=== Work to complete ===
Print all of the lines exactly. Any picture among them stays out.

________________________________________

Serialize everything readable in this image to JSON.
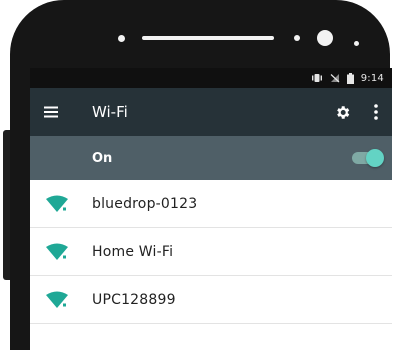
{
  "status_bar": {
    "time": "9:14"
  },
  "app_bar": {
    "title": "Wi-Fi"
  },
  "wifi_toggle": {
    "label": "On",
    "enabled": true
  },
  "networks": [
    {
      "ssid": "bluedrop-0123",
      "icon": "wifi-signal-icon"
    },
    {
      "ssid": "Home Wi-Fi",
      "icon": "wifi-signal-icon"
    },
    {
      "ssid": "UPC128899",
      "icon": "wifi-signal-icon"
    }
  ],
  "colors": {
    "app_bar": "#263238",
    "toggle_row": "#4f5f67",
    "accent": "#1fa896",
    "switch_thumb": "#63d3c4"
  }
}
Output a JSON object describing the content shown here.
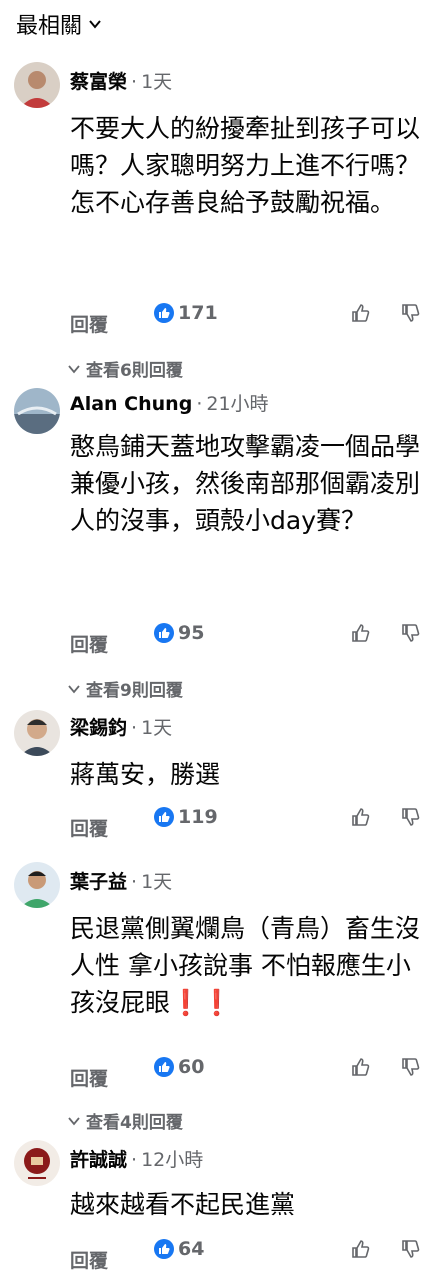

________________________________________

=== Right answer ===
Serialize everything readable in this image to JSON.
{
  "status_bar": {
    "time": "9:14"
  },
  "app_bar": {
    "title": "Wi-Fi"
  },
  "wifi_toggle": {
    "label": "On",
    "enabled": true
  },
  "networks": [
    {
      "ssid": "bluedrop-0123",
      "icon": "wifi-signal-icon"
    },
    {
      "ssid": "Home Wi-Fi",
      "icon": "wifi-signal-icon"
    },
    {
      "ssid": "UPC128899",
      "icon": "wifi-signal-icon"
    }
  ],
  "colors": {
    "app_bar": "#263238",
    "toggle_row": "#4f5f67",
    "accent": "#1fa896",
    "switch_thumb": "#63d3c4"
  }
}
Output a JSON object describing the content shown here.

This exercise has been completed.